--- Request ---
Copy every record word for word.

— start Extracted data —

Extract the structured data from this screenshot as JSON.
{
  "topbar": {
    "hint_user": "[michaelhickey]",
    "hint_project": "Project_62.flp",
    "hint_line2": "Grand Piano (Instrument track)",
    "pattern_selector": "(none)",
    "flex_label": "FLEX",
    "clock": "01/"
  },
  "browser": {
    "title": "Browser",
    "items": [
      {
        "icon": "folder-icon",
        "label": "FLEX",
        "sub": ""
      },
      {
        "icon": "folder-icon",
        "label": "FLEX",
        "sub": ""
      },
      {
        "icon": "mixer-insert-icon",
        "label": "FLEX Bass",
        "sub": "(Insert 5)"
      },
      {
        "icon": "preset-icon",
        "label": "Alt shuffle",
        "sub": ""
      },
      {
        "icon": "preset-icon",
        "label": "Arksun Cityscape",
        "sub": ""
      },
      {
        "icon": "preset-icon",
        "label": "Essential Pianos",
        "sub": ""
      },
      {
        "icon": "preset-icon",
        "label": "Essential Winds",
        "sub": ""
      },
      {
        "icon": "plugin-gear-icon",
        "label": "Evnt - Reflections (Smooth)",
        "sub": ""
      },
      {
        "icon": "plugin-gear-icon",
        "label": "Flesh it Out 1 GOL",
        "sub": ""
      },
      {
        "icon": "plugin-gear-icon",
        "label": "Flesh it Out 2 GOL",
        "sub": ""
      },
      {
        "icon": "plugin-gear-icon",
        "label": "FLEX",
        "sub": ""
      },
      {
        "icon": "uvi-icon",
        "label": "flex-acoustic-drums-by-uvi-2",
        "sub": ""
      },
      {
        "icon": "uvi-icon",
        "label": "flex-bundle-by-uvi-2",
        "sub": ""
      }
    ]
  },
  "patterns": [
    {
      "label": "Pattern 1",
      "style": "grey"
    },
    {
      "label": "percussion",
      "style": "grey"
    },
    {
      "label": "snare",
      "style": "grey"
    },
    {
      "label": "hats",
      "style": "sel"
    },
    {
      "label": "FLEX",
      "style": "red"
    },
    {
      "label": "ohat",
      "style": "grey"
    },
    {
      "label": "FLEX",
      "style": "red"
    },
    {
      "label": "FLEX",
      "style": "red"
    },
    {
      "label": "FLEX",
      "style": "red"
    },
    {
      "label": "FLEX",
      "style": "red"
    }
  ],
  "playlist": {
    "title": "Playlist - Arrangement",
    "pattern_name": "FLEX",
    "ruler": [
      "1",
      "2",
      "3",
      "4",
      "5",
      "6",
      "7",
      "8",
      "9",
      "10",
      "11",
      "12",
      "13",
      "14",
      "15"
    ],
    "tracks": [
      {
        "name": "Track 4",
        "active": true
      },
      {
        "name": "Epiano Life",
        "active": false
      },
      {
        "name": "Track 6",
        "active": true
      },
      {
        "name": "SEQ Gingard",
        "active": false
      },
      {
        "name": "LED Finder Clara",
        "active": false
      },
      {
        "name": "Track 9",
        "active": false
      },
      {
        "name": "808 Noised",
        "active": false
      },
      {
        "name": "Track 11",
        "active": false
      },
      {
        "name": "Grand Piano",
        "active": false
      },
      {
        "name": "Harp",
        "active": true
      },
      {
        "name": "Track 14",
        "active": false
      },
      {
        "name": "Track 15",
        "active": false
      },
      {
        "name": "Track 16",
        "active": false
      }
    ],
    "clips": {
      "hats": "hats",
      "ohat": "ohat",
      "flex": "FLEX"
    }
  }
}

— end Extracted data —

--- Result for this task ---
Extract the structured data from this screenshot as JSON.
{
  "topbar": {
    "hint_user": "[michaelhickey]",
    "hint_project": "Project_62.flp",
    "hint_line2": "Grand Piano (Instrument track)",
    "pattern_selector": "(none)",
    "flex_label": "FLEX",
    "clock": "01/"
  },
  "browser": {
    "title": "Browser",
    "items": [
      {
        "icon": "folder-icon",
        "label": "FLEX",
        "sub": ""
      },
      {
        "icon": "folder-icon",
        "label": "FLEX",
        "sub": ""
      },
      {
        "icon": "mixer-insert-icon",
        "label": "FLEX Bass",
        "sub": "(Insert 5)"
      },
      {
        "icon": "preset-icon",
        "label": "Alt shuffle",
        "sub": ""
      },
      {
        "icon": "preset-icon",
        "label": "Arksun Cityscape",
        "sub": ""
      },
      {
        "icon": "preset-icon",
        "label": "Essential Pianos",
        "sub": ""
      },
      {
        "icon": "preset-icon",
        "label": "Essential Winds",
        "sub": ""
      },
      {
        "icon": "plugin-gear-icon",
        "label": "Evnt - Reflections (Smooth)",
        "sub": ""
      },
      {
        "icon": "plugin-gear-icon",
        "label": "Flesh it Out 1 GOL",
        "sub": ""
      },
      {
        "icon": "plugin-gear-icon",
        "label": "Flesh it Out 2 GOL",
        "sub": ""
      },
      {
        "icon": "plugin-gear-icon",
        "label": "FLEX",
        "sub": ""
      },
      {
        "icon": "uvi-icon",
        "label": "flex-acoustic-drums-by-uvi-2",
        "sub": ""
      },
      {
        "icon": "uvi-icon",
        "label": "flex-bundle-by-uvi-2",
        "sub": ""
      }
    ]
  },
  "patterns": [
    {
      "label": "Pattern 1",
      "style": "grey"
    },
    {
      "label": "percussion",
      "style": "grey"
    },
    {
      "label": "snare",
      "style": "grey"
    },
    {
      "label": "hats",
      "style": "sel"
    },
    {
      "label": "FLEX",
      "style": "red"
    },
    {
      "label": "ohat",
      "style": "grey"
    },
    {
      "label": "FLEX",
      "style": "red"
    },
    {
      "label": "FLEX",
      "style": "red"
    },
    {
      "label": "FLEX",
      "style": "red"
    },
    {
      "label": "FLEX",
      "style": "red"
    }
  ],
  "playlist": {
    "title": "Playlist - Arrangement",
    "pattern_name": "FLEX",
    "ruler": [
      "1",
      "2",
      "3",
      "4",
      "5",
      "6",
      "7",
      "8",
      "9",
      "10",
      "11",
      "12",
      "13",
      "14",
      "15"
    ],
    "tracks": [
      {
        "name": "Track 4",
        "active": true
      },
      {
        "name": "Epiano Life",
        "active": false
      },
      {
        "name": "Track 6",
        "active": true
      },
      {
        "name": "SEQ Gingard",
        "active": false
      },
      {
        "name": "LED Finder Clara",
        "active": false
      },
      {
        "name": "Track 9",
        "active": false
      },
      {
        "name": "808 Noised",
        "active": false
      },
      {
        "name": "Track 11",
        "active": false
      },
      {
        "name": "Grand Piano",
        "active": false
      },
      {
        "name": "Harp",
        "active": true
      },
      {
        "name": "Track 14",
        "active": false
      },
      {
        "name": "Track 15",
        "active": false
      },
      {
        "name": "Track 16",
        "active": false
      }
    ],
    "clips": {
      "hats": "hats",
      "ohat": "ohat",
      "flex": "FLEX"
    }
  }
}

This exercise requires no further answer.